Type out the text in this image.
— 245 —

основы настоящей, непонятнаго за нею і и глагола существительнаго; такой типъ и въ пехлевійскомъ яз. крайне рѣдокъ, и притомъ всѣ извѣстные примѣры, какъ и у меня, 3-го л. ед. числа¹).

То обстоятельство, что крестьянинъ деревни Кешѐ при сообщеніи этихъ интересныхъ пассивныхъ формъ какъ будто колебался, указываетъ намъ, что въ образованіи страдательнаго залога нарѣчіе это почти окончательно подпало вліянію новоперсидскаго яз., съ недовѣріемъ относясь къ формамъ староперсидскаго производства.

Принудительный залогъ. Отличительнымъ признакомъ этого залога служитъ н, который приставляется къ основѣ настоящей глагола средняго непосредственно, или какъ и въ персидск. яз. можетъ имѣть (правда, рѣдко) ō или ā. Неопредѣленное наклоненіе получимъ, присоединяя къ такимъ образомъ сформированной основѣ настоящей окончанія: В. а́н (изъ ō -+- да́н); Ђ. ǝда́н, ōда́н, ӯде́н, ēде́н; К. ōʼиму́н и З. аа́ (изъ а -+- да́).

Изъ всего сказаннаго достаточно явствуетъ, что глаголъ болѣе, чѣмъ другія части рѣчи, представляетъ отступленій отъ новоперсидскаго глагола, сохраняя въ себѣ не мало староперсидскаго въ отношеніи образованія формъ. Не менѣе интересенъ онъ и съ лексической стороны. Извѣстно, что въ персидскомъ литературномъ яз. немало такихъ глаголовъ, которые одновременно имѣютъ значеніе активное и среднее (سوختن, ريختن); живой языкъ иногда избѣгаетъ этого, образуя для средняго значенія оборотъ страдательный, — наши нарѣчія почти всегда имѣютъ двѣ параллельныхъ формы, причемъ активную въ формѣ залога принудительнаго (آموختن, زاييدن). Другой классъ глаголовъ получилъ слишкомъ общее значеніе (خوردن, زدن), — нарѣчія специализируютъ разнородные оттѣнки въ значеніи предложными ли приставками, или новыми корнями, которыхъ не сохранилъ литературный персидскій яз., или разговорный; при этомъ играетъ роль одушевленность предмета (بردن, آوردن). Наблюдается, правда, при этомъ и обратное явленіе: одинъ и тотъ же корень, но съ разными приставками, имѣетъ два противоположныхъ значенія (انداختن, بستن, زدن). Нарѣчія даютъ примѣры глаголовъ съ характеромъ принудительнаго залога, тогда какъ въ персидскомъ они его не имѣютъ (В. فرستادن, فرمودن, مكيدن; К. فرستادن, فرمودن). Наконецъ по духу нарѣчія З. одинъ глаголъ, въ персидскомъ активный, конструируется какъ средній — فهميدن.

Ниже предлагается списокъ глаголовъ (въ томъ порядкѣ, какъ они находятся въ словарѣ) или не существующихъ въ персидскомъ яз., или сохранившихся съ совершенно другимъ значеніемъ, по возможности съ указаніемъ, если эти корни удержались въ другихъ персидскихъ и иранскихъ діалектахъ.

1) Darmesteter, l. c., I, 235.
..............................
## Short problem
Extract the complete data, matching each line exactly.

## Solution to the problem
Type out the text in this image.
— 245 —

основы настоящей, непонятнаго за нею і и глагола существительнаго; такой типъ и въ пехлевійскомъ яз. крайне рѣдокъ, и притомъ всѣ извѣстные примѣры, какъ и у меня, 3-го л. ед. числа¹).

То обстоятельство, что крестьянинъ деревни Кешѐ при сообщеніи этихъ интересныхъ пассивныхъ формъ какъ будто колебался, указываетъ намъ, что въ образованіи страдательнаго залога нарѣчіе это почти окончательно подпало вліянію новоперсидскаго яз., съ недовѣріемъ относясь къ формамъ староперсидскаго производства.

Принудительный залогъ. Отличительнымъ признакомъ этого залога служитъ н, который приставляется къ основѣ настоящей глагола средняго непосредственно, или какъ и въ персидск. яз. можетъ имѣть (правда, рѣдко) ō или ā. Неопредѣленное наклоненіе получимъ, присоединяя къ такимъ образомъ сформированной основѣ настоящей окончанія: В. а́н (изъ ō -+- да́н); Ђ. ǝда́н, ōда́н, ӯде́н, ēде́н; К. ōʼиму́н и З. аа́ (изъ а -+- да́).

Изъ всего сказаннаго достаточно явствуетъ, что глаголъ болѣе, чѣмъ другія части рѣчи, представляетъ отступленій отъ новоперсидскаго глагола, сохраняя въ себѣ не мало староперсидскаго въ отношеніи образованія формъ. Не менѣе интересенъ онъ и съ лексической стороны. Извѣстно, что въ персидскомъ литературномъ яз. немало такихъ глаголовъ, которые одновременно имѣютъ значеніе активное и среднее (سوختن, ريختن); живой языкъ иногда избѣгаетъ этого, образуя для средняго значенія оборотъ страдательный, — наши нарѣчія почти всегда имѣютъ двѣ параллельныхъ формы, причемъ активную въ формѣ залога принудительнаго (آموختن, زاييدن). Другой классъ глаголовъ получилъ слишкомъ общее значеніе (خوردن, زدن), — нарѣчія специализируютъ разнородные оттѣнки въ значеніи предложными ли приставками, или новыми корнями, которыхъ не сохранилъ литературный персидскій яз., или разговорный; при этомъ играетъ роль одушевленность предмета (بردن, آوردن). Наблюдается, правда, при этомъ и обратное явленіе: одинъ и тотъ же корень, но съ разными приставками, имѣетъ два противоположныхъ значенія (انداختن, بستن, زدن). Нарѣчія даютъ примѣры глаголовъ съ характеромъ принудительнаго залога, тогда какъ въ персидскомъ они его не имѣютъ (В. فرستادن, فرمودن, مكيدن; К. فرستادن, فرمودن). Наконецъ по духу нарѣчія З. одинъ глаголъ, въ персидскомъ активный, конструируется какъ средній — فهميدن.

Ниже предлагается списокъ глаголовъ (въ томъ порядкѣ, какъ они находятся въ словарѣ) или не существующихъ въ персидскомъ яз., или сохранившихся съ совершенно другимъ значеніемъ, по возможности съ указаніемъ, если эти корни удержались въ другихъ персидскихъ и иранскихъ діалектахъ.

1) Darmesteter, l. c., I, 235.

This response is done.